Records for the exercise:
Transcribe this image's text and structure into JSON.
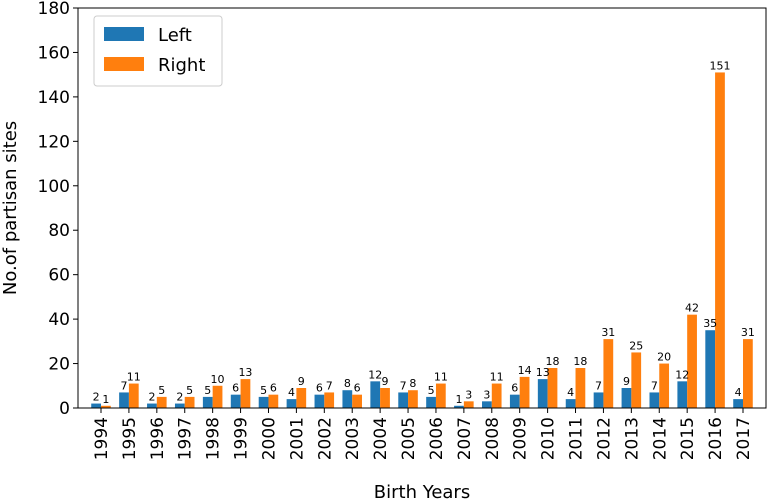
{
  "chart_data": {
    "type": "bar",
    "title": "",
    "xlabel": "Birth Years",
    "ylabel": "No.of partisan sites",
    "ylim": [
      0,
      180
    ],
    "yticks": [
      0,
      20,
      40,
      60,
      80,
      100,
      120,
      140,
      160,
      180
    ],
    "grid": false,
    "legend_position": "top-left",
    "categories": [
      "1994",
      "1995",
      "1996",
      "1997",
      "1998",
      "1999",
      "2000",
      "2001",
      "2002",
      "2003",
      "2004",
      "2005",
      "2006",
      "2007",
      "2008",
      "2009",
      "2010",
      "2011",
      "2012",
      "2013",
      "2014",
      "2015",
      "2016",
      "2017"
    ],
    "series": [
      {
        "name": "Left",
        "color": "#1f77b4",
        "values": [
          2,
          7,
          2,
          2,
          5,
          6,
          5,
          4,
          6,
          8,
          12,
          7,
          5,
          1,
          3,
          6,
          13,
          4,
          7,
          9,
          7,
          12,
          35,
          4
        ]
      },
      {
        "name": "Right",
        "color": "#ff7f0e",
        "values": [
          1,
          11,
          5,
          5,
          10,
          13,
          6,
          9,
          7,
          6,
          9,
          8,
          11,
          3,
          11,
          14,
          18,
          18,
          31,
          25,
          20,
          42,
          151,
          31
        ]
      }
    ]
  }
}
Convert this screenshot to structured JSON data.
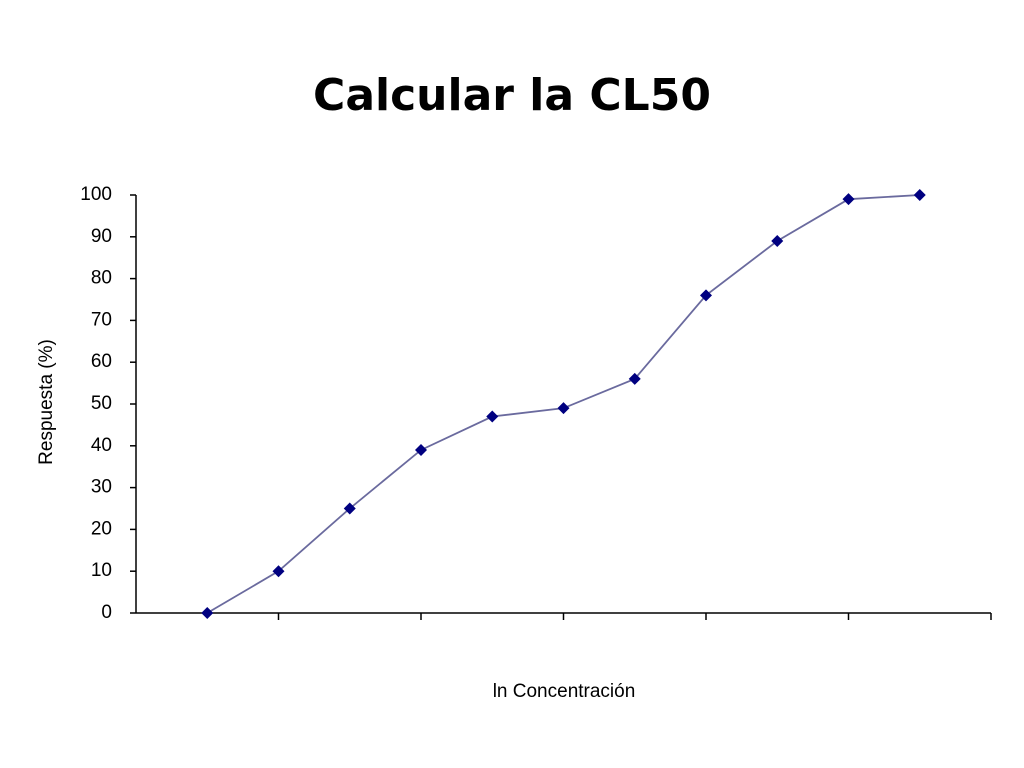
{
  "title": "Calcular la CL50",
  "chart_data": {
    "type": "line",
    "x_label": "ln Concentración",
    "y_label": "Respuesta (%)",
    "categories": [
      null,
      null,
      null,
      null,
      null,
      null,
      null,
      null,
      null,
      null,
      null
    ],
    "series": [
      {
        "color": "#000080",
        "values": [
          0,
          10,
          25,
          39,
          47,
          49,
          56,
          76,
          89,
          99,
          100
        ]
      }
    ],
    "ylim": [
      0,
      100
    ],
    "yticks": [
      0,
      10,
      20,
      30,
      40,
      50,
      60,
      70,
      80,
      90,
      100
    ],
    "grid": false
  }
}
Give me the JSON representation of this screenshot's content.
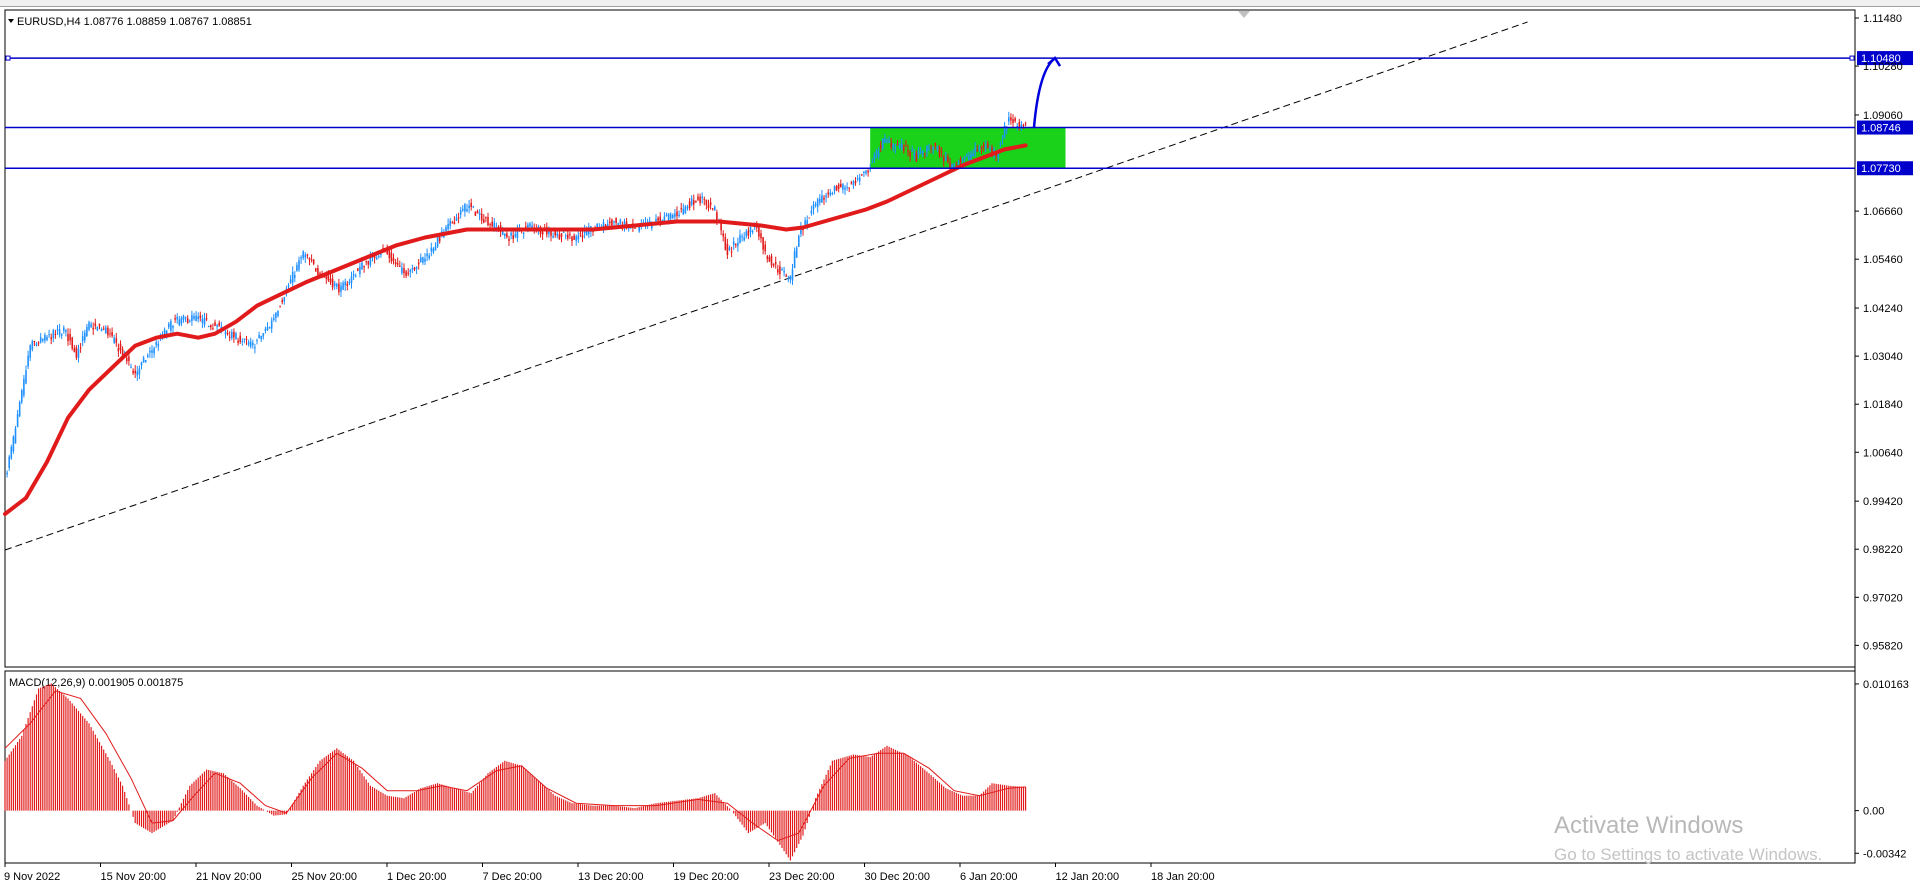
{
  "symbol_header": "EURUSD,H4  1.08776 1.08859 1.08767 1.08851",
  "macd_header": "MACD(12,26,9) 0.001905 0.001875",
  "watermark": {
    "title": "Activate Windows",
    "subtitle": "Go to Settings to activate Windows."
  },
  "colors": {
    "bull": "#1e90ff",
    "bear": "#e11b1b",
    "ma": "#e11b1b",
    "level_line": "#0000cc",
    "zone": "#19d219",
    "macd_hist": "#e11b1b",
    "grid_text": "#000000"
  },
  "chart_data": [
    {
      "type": "candlestick",
      "symbol": "EURUSD",
      "timeframe": "H4",
      "ylim": [
        0.9528,
        1.1168
      ],
      "y_ticks": [
        "1.11480",
        "1.10280",
        "1.09060",
        "1.06660",
        "1.05460",
        "1.04240",
        "1.03040",
        "1.01840",
        "1.00640",
        "0.99420",
        "0.98220",
        "0.97020",
        "0.95820"
      ],
      "x_ticks": [
        "9 Nov 2022",
        "15 Nov 20:00",
        "21 Nov 20:00",
        "25 Nov 20:00",
        "1 Dec 20:00",
        "7 Dec 20:00",
        "13 Dec 20:00",
        "19 Dec 20:00",
        "23 Dec 20:00",
        "30 Dec 20:00",
        "6 Jan 20:00",
        "12 Jan 20:00",
        "18 Jan 20:00"
      ],
      "close_path": [
        [
          0,
          1.0
        ],
        [
          5,
          1.012
        ],
        [
          12,
          1.033
        ],
        [
          20,
          1.035
        ],
        [
          28,
          1.037
        ],
        [
          34,
          1.031
        ],
        [
          40,
          1.038
        ],
        [
          48,
          1.037
        ],
        [
          56,
          1.031
        ],
        [
          62,
          1.026
        ],
        [
          70,
          1.032
        ],
        [
          80,
          1.039
        ],
        [
          90,
          1.04
        ],
        [
          100,
          1.038
        ],
        [
          110,
          1.035
        ],
        [
          118,
          1.033
        ],
        [
          126,
          1.038
        ],
        [
          134,
          1.047
        ],
        [
          142,
          1.056
        ],
        [
          150,
          1.051
        ],
        [
          160,
          1.047
        ],
        [
          170,
          1.053
        ],
        [
          180,
          1.057
        ],
        [
          190,
          1.051
        ],
        [
          200,
          1.055
        ],
        [
          210,
          1.062
        ],
        [
          220,
          1.068
        ],
        [
          230,
          1.064
        ],
        [
          240,
          1.06
        ],
        [
          250,
          1.063
        ],
        [
          260,
          1.061
        ],
        [
          270,
          1.06
        ],
        [
          280,
          1.062
        ],
        [
          290,
          1.064
        ],
        [
          300,
          1.062
        ],
        [
          310,
          1.064
        ],
        [
          320,
          1.066
        ],
        [
          330,
          1.07
        ],
        [
          338,
          1.067
        ],
        [
          344,
          1.056
        ],
        [
          350,
          1.06
        ],
        [
          358,
          1.063
        ],
        [
          362,
          1.056
        ],
        [
          368,
          1.052
        ],
        [
          374,
          1.05
        ],
        [
          378,
          1.061
        ],
        [
          386,
          1.068
        ],
        [
          394,
          1.072
        ],
        [
          402,
          1.073
        ],
        [
          410,
          1.076
        ],
        [
          418,
          1.084
        ],
        [
          426,
          1.083
        ],
        [
          434,
          1.08
        ],
        [
          442,
          1.083
        ],
        [
          450,
          1.078
        ],
        [
          458,
          1.08
        ],
        [
          466,
          1.083
        ],
        [
          472,
          1.081
        ],
        [
          478,
          1.09
        ],
        [
          482,
          1.088
        ],
        [
          486,
          1.0885
        ]
      ],
      "moving_average": [
        [
          0,
          0.991
        ],
        [
          10,
          0.995
        ],
        [
          20,
          1.004
        ],
        [
          30,
          1.015
        ],
        [
          40,
          1.022
        ],
        [
          52,
          1.028
        ],
        [
          62,
          1.033
        ],
        [
          72,
          1.035
        ],
        [
          82,
          1.036
        ],
        [
          92,
          1.035
        ],
        [
          100,
          1.036
        ],
        [
          110,
          1.039
        ],
        [
          120,
          1.043
        ],
        [
          132,
          1.046
        ],
        [
          144,
          1.049
        ],
        [
          158,
          1.052
        ],
        [
          172,
          1.055
        ],
        [
          186,
          1.058
        ],
        [
          200,
          1.06
        ],
        [
          220,
          1.062
        ],
        [
          240,
          1.062
        ],
        [
          260,
          1.062
        ],
        [
          280,
          1.062
        ],
        [
          300,
          1.063
        ],
        [
          320,
          1.064
        ],
        [
          340,
          1.064
        ],
        [
          360,
          1.063
        ],
        [
          372,
          1.062
        ],
        [
          380,
          1.0625
        ],
        [
          390,
          1.064
        ],
        [
          400,
          1.0655
        ],
        [
          410,
          1.067
        ],
        [
          420,
          1.069
        ],
        [
          432,
          1.072
        ],
        [
          444,
          1.075
        ],
        [
          456,
          1.078
        ],
        [
          466,
          1.08
        ],
        [
          476,
          1.082
        ],
        [
          486,
          1.083
        ]
      ],
      "levels": [
        {
          "label": "1.10480",
          "value": 1.1048
        },
        {
          "label": "1.08746",
          "value": 1.08746
        },
        {
          "label": "1.07730",
          "value": 1.0773
        }
      ],
      "zone": {
        "from_bar": 412,
        "to_bar": 505,
        "low": 1.0773,
        "high": 1.0875
      },
      "trendline": {
        "start": [
          0,
          0.982
        ],
        "end": [
          725,
          1.1138
        ]
      },
      "projection_arrow": {
        "start": [
          490,
          1.0875
        ],
        "end": [
          500,
          1.1048
        ]
      },
      "bars_shown": 726
    },
    {
      "type": "histogram",
      "name": "MACD(12,26,9)",
      "ylim": [
        -0.0042,
        0.0112
      ],
      "y_ticks": [
        "0.010163",
        "0.00",
        "-0.00342"
      ],
      "main_path": [
        [
          0,
          0.004
        ],
        [
          8,
          0.006
        ],
        [
          16,
          0.0098
        ],
        [
          22,
          0.0102
        ],
        [
          30,
          0.009
        ],
        [
          40,
          0.007
        ],
        [
          50,
          0.004
        ],
        [
          56,
          0.002
        ],
        [
          62,
          -0.001
        ],
        [
          70,
          -0.0018
        ],
        [
          80,
          -0.0008
        ],
        [
          88,
          0.002
        ],
        [
          96,
          0.0033
        ],
        [
          104,
          0.003
        ],
        [
          112,
          0.0018
        ],
        [
          120,
          0.0004
        ],
        [
          128,
          -0.0004
        ],
        [
          134,
          -0.0003
        ],
        [
          142,
          0.002
        ],
        [
          150,
          0.004
        ],
        [
          158,
          0.005
        ],
        [
          166,
          0.004
        ],
        [
          174,
          0.002
        ],
        [
          182,
          0.0012
        ],
        [
          190,
          0.001
        ],
        [
          198,
          0.0018
        ],
        [
          206,
          0.0022
        ],
        [
          214,
          0.0018
        ],
        [
          222,
          0.0014
        ],
        [
          230,
          0.003
        ],
        [
          238,
          0.004
        ],
        [
          246,
          0.0036
        ],
        [
          254,
          0.0024
        ],
        [
          262,
          0.0012
        ],
        [
          270,
          0.0006
        ],
        [
          280,
          0.0004
        ],
        [
          290,
          0.0004
        ],
        [
          300,
          0.0002
        ],
        [
          310,
          0.0006
        ],
        [
          320,
          0.0008
        ],
        [
          330,
          0.001
        ],
        [
          338,
          0.0014
        ],
        [
          346,
          0.0
        ],
        [
          354,
          -0.0018
        ],
        [
          362,
          -0.001
        ],
        [
          370,
          -0.003
        ],
        [
          374,
          -0.004
        ],
        [
          380,
          -0.002
        ],
        [
          386,
          0.001
        ],
        [
          394,
          0.004
        ],
        [
          404,
          0.0045
        ],
        [
          412,
          0.0043
        ],
        [
          420,
          0.0052
        ],
        [
          430,
          0.0044
        ],
        [
          440,
          0.003
        ],
        [
          448,
          0.0018
        ],
        [
          456,
          0.0012
        ],
        [
          464,
          0.0012
        ],
        [
          470,
          0.0022
        ],
        [
          478,
          0.002
        ],
        [
          486,
          0.0019
        ]
      ],
      "signal_path": [
        [
          0,
          0.005
        ],
        [
          12,
          0.007
        ],
        [
          24,
          0.0096
        ],
        [
          36,
          0.009
        ],
        [
          48,
          0.0062
        ],
        [
          60,
          0.0026
        ],
        [
          70,
          -0.001
        ],
        [
          80,
          -0.0008
        ],
        [
          90,
          0.0012
        ],
        [
          100,
          0.003
        ],
        [
          112,
          0.0022
        ],
        [
          124,
          0.0004
        ],
        [
          134,
          -0.0002
        ],
        [
          146,
          0.0026
        ],
        [
          158,
          0.0046
        ],
        [
          170,
          0.0034
        ],
        [
          182,
          0.0016
        ],
        [
          196,
          0.0016
        ],
        [
          208,
          0.002
        ],
        [
          220,
          0.0016
        ],
        [
          234,
          0.0032
        ],
        [
          246,
          0.0036
        ],
        [
          258,
          0.0018
        ],
        [
          272,
          0.0006
        ],
        [
          290,
          0.0004
        ],
        [
          310,
          0.0004
        ],
        [
          330,
          0.0009
        ],
        [
          344,
          0.0006
        ],
        [
          356,
          -0.001
        ],
        [
          368,
          -0.0024
        ],
        [
          378,
          -0.0018
        ],
        [
          390,
          0.002
        ],
        [
          402,
          0.0042
        ],
        [
          416,
          0.0046
        ],
        [
          428,
          0.0046
        ],
        [
          440,
          0.0034
        ],
        [
          452,
          0.0016
        ],
        [
          464,
          0.0012
        ],
        [
          478,
          0.0018
        ],
        [
          486,
          0.0019
        ]
      ]
    }
  ]
}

What to work on:
Count the lines of the material that include the word "EURUSD", then state only the total.

Correct response:
2